§ What to do: An exact copy of every record is needed.

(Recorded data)
>> START
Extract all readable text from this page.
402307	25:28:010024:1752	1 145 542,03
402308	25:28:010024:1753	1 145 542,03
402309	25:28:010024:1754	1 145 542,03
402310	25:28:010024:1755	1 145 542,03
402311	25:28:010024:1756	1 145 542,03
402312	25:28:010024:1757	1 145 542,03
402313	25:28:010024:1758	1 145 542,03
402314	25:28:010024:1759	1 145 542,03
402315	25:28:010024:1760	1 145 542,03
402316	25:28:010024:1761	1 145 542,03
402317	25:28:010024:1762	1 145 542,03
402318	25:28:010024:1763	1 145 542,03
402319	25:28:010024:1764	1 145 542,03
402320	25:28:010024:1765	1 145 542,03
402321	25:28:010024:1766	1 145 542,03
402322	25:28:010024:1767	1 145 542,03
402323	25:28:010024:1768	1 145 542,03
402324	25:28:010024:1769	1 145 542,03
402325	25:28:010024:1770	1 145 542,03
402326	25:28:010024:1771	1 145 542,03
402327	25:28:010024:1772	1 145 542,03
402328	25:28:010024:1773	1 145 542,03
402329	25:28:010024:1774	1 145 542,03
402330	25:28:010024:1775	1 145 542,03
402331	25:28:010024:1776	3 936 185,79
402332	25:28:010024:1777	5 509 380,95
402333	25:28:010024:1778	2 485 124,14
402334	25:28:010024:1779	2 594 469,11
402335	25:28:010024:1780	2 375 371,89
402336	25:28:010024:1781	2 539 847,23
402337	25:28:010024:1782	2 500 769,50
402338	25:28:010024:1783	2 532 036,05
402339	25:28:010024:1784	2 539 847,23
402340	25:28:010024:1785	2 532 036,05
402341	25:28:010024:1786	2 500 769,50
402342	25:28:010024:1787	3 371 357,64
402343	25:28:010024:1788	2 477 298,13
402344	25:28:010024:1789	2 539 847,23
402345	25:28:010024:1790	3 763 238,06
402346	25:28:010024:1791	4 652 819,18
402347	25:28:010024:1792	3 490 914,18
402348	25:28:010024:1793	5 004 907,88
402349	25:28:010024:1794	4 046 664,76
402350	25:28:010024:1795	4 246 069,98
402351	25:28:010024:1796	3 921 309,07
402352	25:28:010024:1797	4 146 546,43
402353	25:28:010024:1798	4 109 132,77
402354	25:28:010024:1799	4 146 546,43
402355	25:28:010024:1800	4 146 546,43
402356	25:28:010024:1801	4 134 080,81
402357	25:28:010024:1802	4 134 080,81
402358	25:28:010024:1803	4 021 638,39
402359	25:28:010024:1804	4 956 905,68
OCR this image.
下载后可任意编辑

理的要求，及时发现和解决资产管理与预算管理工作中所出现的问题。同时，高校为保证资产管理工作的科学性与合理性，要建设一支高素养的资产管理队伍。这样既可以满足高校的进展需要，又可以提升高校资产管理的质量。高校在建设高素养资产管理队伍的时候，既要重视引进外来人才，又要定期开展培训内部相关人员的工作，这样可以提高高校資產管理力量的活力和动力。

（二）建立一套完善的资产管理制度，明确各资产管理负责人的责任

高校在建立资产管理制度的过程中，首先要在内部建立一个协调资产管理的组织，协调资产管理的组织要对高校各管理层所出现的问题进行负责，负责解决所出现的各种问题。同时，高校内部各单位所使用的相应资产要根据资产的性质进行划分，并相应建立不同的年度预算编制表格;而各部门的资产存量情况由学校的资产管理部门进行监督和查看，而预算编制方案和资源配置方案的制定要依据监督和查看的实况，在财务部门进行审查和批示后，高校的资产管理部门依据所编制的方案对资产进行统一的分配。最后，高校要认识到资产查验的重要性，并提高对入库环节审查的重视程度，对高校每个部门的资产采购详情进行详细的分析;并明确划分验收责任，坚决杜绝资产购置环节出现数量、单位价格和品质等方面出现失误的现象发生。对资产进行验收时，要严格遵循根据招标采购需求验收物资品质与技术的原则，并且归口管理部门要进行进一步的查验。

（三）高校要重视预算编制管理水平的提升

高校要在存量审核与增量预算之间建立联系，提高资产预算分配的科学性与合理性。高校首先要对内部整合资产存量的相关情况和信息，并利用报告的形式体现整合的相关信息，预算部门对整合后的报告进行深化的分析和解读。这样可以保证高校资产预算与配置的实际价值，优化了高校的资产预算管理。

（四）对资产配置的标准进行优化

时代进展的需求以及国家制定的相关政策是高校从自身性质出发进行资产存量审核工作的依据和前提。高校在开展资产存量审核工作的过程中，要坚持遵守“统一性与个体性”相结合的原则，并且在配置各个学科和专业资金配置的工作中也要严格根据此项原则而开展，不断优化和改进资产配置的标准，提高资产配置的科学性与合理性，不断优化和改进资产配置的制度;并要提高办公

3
>> END
§ Completed exercise:
Extract all readable text from this page.
402307	25:28:010024:1752	1 145 542,03
402308	25:28:010024:1753	1 145 542,03
402309	25:28:010024:1754	1 145 542,03
402310	25:28:010024:1755	1 145 542,03
402311	25:28:010024:1756	1 145 542,03
402312	25:28:010024:1757	1 145 542,03
402313	25:28:010024:1758	1 145 542,03
402314	25:28:010024:1759	1 145 542,03
402315	25:28:010024:1760	1 145 542,03
402316	25:28:010024:1761	1 145 542,03
402317	25:28:010024:1762	1 145 542,03
402318	25:28:010024:1763	1 145 542,03
402319	25:28:010024:1764	1 145 542,03
402320	25:28:010024:1765	1 145 542,03
402321	25:28:010024:1766	1 145 542,03
402322	25:28:010024:1767	1 145 542,03
402323	25:28:010024:1768	1 145 542,03
402324	25:28:010024:1769	1 145 542,03
402325	25:28:010024:1770	1 145 542,03
402326	25:28:010024:1771	1 145 542,03
402327	25:28:010024:1772	1 145 542,03
402328	25:28:010024:1773	1 145 542,03
402329	25:28:010024:1774	1 145 542,03
402330	25:28:010024:1775	1 145 542,03
402331	25:28:010024:1776	3 936 185,79
402332	25:28:010024:1777	5 509 380,95
402333	25:28:010024:1778	2 485 124,14
402334	25:28:010024:1779	2 594 469,11
402335	25:28:010024:1780	2 375 371,89
402336	25:28:010024:1781	2 539 847,23
402337	25:28:010024:1782	2 500 769,50
402338	25:28:010024:1783	2 532 036,05
402339	25:28:010024:1784	2 539 847,23
402340	25:28:010024:1785	2 532 036,05
402341	25:28:010024:1786	2 500 769,50
402342	25:28:010024:1787	3 371 357,64
402343	25:28:010024:1788	2 477 298,13
402344	25:28:010024:1789	2 539 847,23
402345	25:28:010024:1790	3 763 238,06
402346	25:28:010024:1791	4 652 819,18
402347	25:28:010024:1792	3 490 914,18
402348	25:28:010024:1793	5 004 907,88
402349	25:28:010024:1794	4 046 664,76
402350	25:28:010024:1795	4 246 069,98
402351	25:28:010024:1796	3 921 309,07
402352	25:28:010024:1797	4 146 546,43
402353	25:28:010024:1798	4 109 132,77
402354	25:28:010024:1799	4 146 546,43
402355	25:28:010024:1800	4 146 546,43
402356	25:28:010024:1801	4 134 080,81
402357	25:28:010024:1802	4 134 080,81
402358	25:28:010024:1803	4 021 638,39
402359	25:28:010024:1804	4 956 905,68
OCR this image.
下载后可任意编辑

理的要求，及时发现和解决资产管理与预算管理工作中所出现的问题。同时，高校为保证资产管理工作的科学性与合理性，要建设一支高素养的资产管理队伍。这样既可以满足高校的进展需要，又可以提升高校资产管理的质量。高校在建设高素养资产管理队伍的时候，既要重视引进外来人才，又要定期开展培训内部相关人员的工作，这样可以提高高校資產管理力量的活力和动力。

（二）建立一套完善的资产管理制度，明确各资产管理负责人的责任

高校在建立资产管理制度的过程中，首先要在内部建立一个协调资产管理的组织，协调资产管理的组织要对高校各管理层所出现的问题进行负责，负责解决所出现的各种问题。同时，高校内部各单位所使用的相应资产要根据资产的性质进行划分，并相应建立不同的年度预算编制表格;而各部门的资产存量情况由学校的资产管理部门进行监督和查看，而预算编制方案和资源配置方案的制定要依据监督和查看的实况，在财务部门进行审查和批示后，高校的资产管理部门依据所编制的方案对资产进行统一的分配。最后，高校要认识到资产查验的重要性，并提高对入库环节审查的重视程度，对高校每个部门的资产采购详情进行详细的分析;并明确划分验收责任，坚决杜绝资产购置环节出现数量、单位价格和品质等方面出现失误的现象发生。对资产进行验收时，要严格遵循根据招标采购需求验收物资品质与技术的原则，并且归口管理部门要进行进一步的查验。

（三）高校要重视预算编制管理水平的提升

高校要在存量审核与增量预算之间建立联系，提高资产预算分配的科学性与合理性。高校首先要对内部整合资产存量的相关情况和信息，并利用报告的形式体现整合的相关信息，预算部门对整合后的报告进行深化的分析和解读。这样可以保证高校资产预算与配置的实际价值，优化了高校的资产预算管理。

（四）对资产配置的标准进行优化

时代进展的需求以及国家制定的相关政策是高校从自身性质出发进行资产存量审核工作的依据和前提。高校在开展资产存量审核工作的过程中，要坚持遵守“统一性与个体性”相结合的原则，并且在配置各个学科和专业资金配置的工作中也要严格根据此项原则而开展，不断优化和改进资产配置的标准，提高资产配置的科学性与合理性，不断优化和改进资产配置的制度;并要提高办公

3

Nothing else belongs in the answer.